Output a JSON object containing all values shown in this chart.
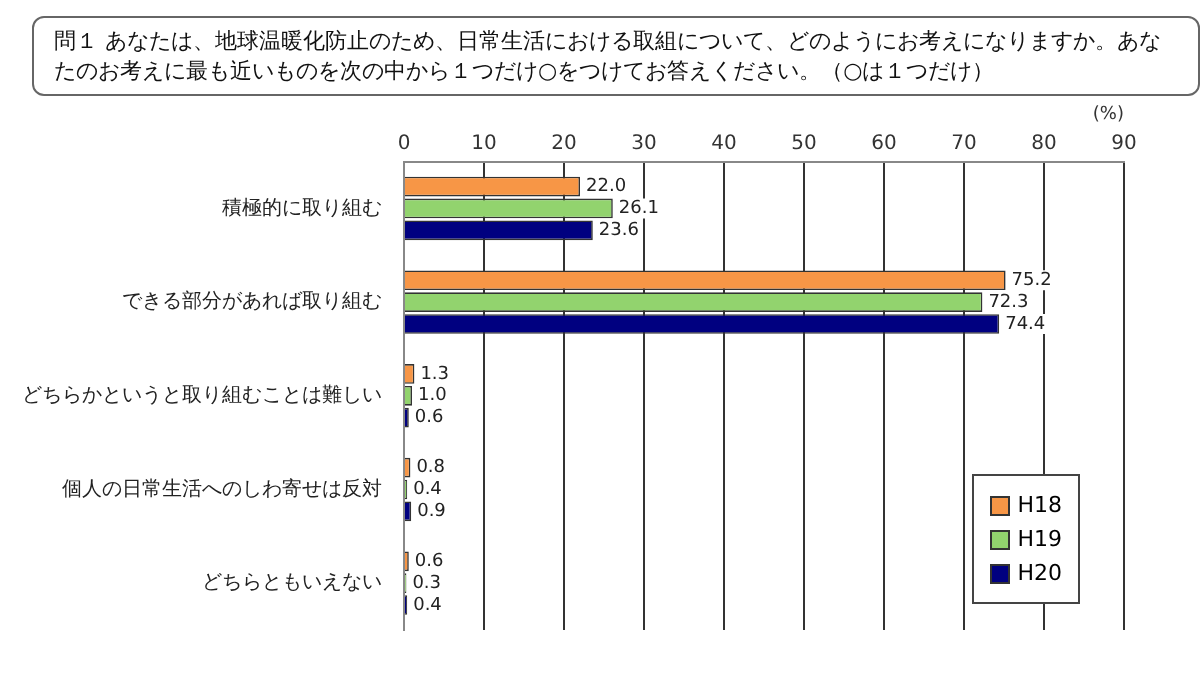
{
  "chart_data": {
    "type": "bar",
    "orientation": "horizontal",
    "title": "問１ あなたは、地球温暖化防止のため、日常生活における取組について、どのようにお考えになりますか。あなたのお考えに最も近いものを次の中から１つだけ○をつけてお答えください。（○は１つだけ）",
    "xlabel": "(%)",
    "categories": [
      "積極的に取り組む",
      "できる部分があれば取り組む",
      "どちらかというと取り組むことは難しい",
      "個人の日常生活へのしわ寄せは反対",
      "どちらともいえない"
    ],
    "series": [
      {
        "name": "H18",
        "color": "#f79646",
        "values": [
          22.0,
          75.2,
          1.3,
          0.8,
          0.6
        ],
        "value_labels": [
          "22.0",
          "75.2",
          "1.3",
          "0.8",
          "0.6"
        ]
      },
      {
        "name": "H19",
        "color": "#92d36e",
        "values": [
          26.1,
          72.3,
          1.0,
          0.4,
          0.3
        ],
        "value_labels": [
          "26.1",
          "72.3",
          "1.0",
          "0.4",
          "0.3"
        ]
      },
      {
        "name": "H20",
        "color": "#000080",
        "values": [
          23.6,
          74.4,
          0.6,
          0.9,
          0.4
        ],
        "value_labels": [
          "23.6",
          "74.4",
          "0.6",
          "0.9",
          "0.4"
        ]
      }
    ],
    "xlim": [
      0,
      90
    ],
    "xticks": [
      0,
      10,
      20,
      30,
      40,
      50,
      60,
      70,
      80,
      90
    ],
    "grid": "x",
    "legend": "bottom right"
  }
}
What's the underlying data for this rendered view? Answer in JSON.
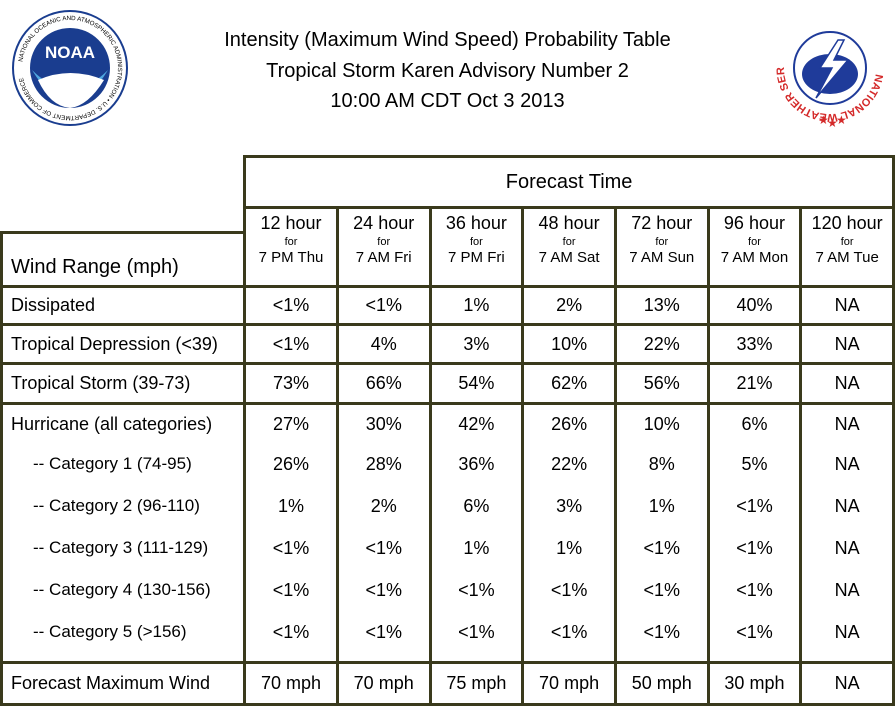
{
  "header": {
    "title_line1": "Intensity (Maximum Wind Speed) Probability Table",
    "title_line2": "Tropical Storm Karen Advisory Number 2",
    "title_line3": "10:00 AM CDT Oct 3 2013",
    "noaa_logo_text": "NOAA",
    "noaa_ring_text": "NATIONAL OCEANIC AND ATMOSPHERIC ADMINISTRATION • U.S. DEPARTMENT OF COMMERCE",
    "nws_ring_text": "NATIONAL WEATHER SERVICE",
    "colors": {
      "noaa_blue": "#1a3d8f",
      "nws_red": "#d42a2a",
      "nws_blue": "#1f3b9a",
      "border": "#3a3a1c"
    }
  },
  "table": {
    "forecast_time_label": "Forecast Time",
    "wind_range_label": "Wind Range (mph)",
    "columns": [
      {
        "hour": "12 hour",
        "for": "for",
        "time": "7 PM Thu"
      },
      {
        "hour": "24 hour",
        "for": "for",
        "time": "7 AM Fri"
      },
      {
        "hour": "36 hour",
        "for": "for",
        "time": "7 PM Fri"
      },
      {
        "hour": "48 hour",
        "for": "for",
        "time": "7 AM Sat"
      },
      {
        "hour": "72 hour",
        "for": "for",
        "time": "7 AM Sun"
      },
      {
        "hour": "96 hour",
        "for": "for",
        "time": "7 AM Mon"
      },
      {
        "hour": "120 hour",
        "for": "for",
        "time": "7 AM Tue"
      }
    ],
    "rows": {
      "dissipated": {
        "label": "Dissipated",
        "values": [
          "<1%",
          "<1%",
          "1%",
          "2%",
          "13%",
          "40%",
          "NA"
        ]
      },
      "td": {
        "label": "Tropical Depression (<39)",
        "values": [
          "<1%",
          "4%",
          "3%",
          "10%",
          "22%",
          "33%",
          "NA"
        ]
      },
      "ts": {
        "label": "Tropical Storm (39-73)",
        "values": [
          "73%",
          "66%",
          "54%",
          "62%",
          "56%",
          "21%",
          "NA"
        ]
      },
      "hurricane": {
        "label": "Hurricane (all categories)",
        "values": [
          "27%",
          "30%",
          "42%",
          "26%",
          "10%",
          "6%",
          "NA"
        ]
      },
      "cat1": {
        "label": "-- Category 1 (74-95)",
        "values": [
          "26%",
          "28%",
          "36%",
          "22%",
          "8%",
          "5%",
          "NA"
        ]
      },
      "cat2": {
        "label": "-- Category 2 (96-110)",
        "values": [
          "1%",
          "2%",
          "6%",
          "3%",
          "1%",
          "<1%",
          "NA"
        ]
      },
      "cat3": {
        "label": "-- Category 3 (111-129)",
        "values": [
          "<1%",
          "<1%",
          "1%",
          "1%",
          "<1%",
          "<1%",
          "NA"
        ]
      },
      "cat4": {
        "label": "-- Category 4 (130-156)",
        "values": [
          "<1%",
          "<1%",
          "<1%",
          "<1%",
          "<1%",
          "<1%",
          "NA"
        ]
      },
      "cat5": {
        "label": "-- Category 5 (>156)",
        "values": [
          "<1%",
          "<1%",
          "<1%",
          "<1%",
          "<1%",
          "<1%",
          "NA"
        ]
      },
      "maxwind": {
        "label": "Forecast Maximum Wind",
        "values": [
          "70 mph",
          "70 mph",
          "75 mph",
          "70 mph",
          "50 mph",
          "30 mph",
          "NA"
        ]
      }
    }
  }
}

(YOUR INSTRUCTIONS):
Write out the whole listing again, exactly, with no pictures.

(SOLUTION):
Output a JSON object containing all values shown in this chart.
{
  "chart_data": {
    "type": "bar",
    "orientation": "horizontal",
    "title": "問１ あなたは、地球温暖化防止のため、日常生活における取組について、どのようにお考えになりますか。あなたのお考えに最も近いものを次の中から１つだけ○をつけてお答えください。（○は１つだけ）",
    "xlabel": "(%)",
    "categories": [
      "積極的に取り組む",
      "できる部分があれば取り組む",
      "どちらかというと取り組むことは難しい",
      "個人の日常生活へのしわ寄せは反対",
      "どちらともいえない"
    ],
    "series": [
      {
        "name": "H18",
        "color": "#f79646",
        "values": [
          22.0,
          75.2,
          1.3,
          0.8,
          0.6
        ],
        "value_labels": [
          "22.0",
          "75.2",
          "1.3",
          "0.8",
          "0.6"
        ]
      },
      {
        "name": "H19",
        "color": "#92d36e",
        "values": [
          26.1,
          72.3,
          1.0,
          0.4,
          0.3
        ],
        "value_labels": [
          "26.1",
          "72.3",
          "1.0",
          "0.4",
          "0.3"
        ]
      },
      {
        "name": "H20",
        "color": "#000080",
        "values": [
          23.6,
          74.4,
          0.6,
          0.9,
          0.4
        ],
        "value_labels": [
          "23.6",
          "74.4",
          "0.6",
          "0.9",
          "0.4"
        ]
      }
    ],
    "xlim": [
      0,
      90
    ],
    "xticks": [
      0,
      10,
      20,
      30,
      40,
      50,
      60,
      70,
      80,
      90
    ],
    "grid": "x",
    "legend": "bottom right"
  }
}
What's the underlying data for this rendered view? Answer in JSON.
{
  "header": {
    "title_line1": "Intensity (Maximum Wind Speed) Probability Table",
    "title_line2": "Tropical Storm Karen Advisory Number 2",
    "title_line3": "10:00 AM CDT Oct 3 2013",
    "noaa_logo_text": "NOAA",
    "noaa_ring_text": "NATIONAL OCEANIC AND ATMOSPHERIC ADMINISTRATION • U.S. DEPARTMENT OF COMMERCE",
    "nws_ring_text": "NATIONAL WEATHER SERVICE",
    "colors": {
      "noaa_blue": "#1a3d8f",
      "nws_red": "#d42a2a",
      "nws_blue": "#1f3b9a",
      "border": "#3a3a1c"
    }
  },
  "table": {
    "forecast_time_label": "Forecast Time",
    "wind_range_label": "Wind Range (mph)",
    "columns": [
      {
        "hour": "12 hour",
        "for": "for",
        "time": "7 PM Thu"
      },
      {
        "hour": "24 hour",
        "for": "for",
        "time": "7 AM Fri"
      },
      {
        "hour": "36 hour",
        "for": "for",
        "time": "7 PM Fri"
      },
      {
        "hour": "48 hour",
        "for": "for",
        "time": "7 AM Sat"
      },
      {
        "hour": "72 hour",
        "for": "for",
        "time": "7 AM Sun"
      },
      {
        "hour": "96 hour",
        "for": "for",
        "time": "7 AM Mon"
      },
      {
        "hour": "120 hour",
        "for": "for",
        "time": "7 AM Tue"
      }
    ],
    "rows": {
      "dissipated": {
        "label": "Dissipated",
        "values": [
          "<1%",
          "<1%",
          "1%",
          "2%",
          "13%",
          "40%",
          "NA"
        ]
      },
      "td": {
        "label": "Tropical Depression (<39)",
        "values": [
          "<1%",
          "4%",
          "3%",
          "10%",
          "22%",
          "33%",
          "NA"
        ]
      },
      "ts": {
        "label": "Tropical Storm (39-73)",
        "values": [
          "73%",
          "66%",
          "54%",
          "62%",
          "56%",
          "21%",
          "NA"
        ]
      },
      "hurricane": {
        "label": "Hurricane (all categories)",
        "values": [
          "27%",
          "30%",
          "42%",
          "26%",
          "10%",
          "6%",
          "NA"
        ]
      },
      "cat1": {
        "label": "-- Category 1 (74-95)",
        "values": [
          "26%",
          "28%",
          "36%",
          "22%",
          "8%",
          "5%",
          "NA"
        ]
      },
      "cat2": {
        "label": "-- Category 2 (96-110)",
        "values": [
          "1%",
          "2%",
          "6%",
          "3%",
          "1%",
          "<1%",
          "NA"
        ]
      },
      "cat3": {
        "label": "-- Category 3 (111-129)",
        "values": [
          "<1%",
          "<1%",
          "1%",
          "1%",
          "<1%",
          "<1%",
          "NA"
        ]
      },
      "cat4": {
        "label": "-- Category 4 (130-156)",
        "values": [
          "<1%",
          "<1%",
          "<1%",
          "<1%",
          "<1%",
          "<1%",
          "NA"
        ]
      },
      "cat5": {
        "label": "-- Category 5 (>156)",
        "values": [
          "<1%",
          "<1%",
          "<1%",
          "<1%",
          "<1%",
          "<1%",
          "NA"
        ]
      },
      "maxwind": {
        "label": "Forecast Maximum Wind",
        "values": [
          "70 mph",
          "70 mph",
          "75 mph",
          "70 mph",
          "50 mph",
          "30 mph",
          "NA"
        ]
      }
    }
  }
}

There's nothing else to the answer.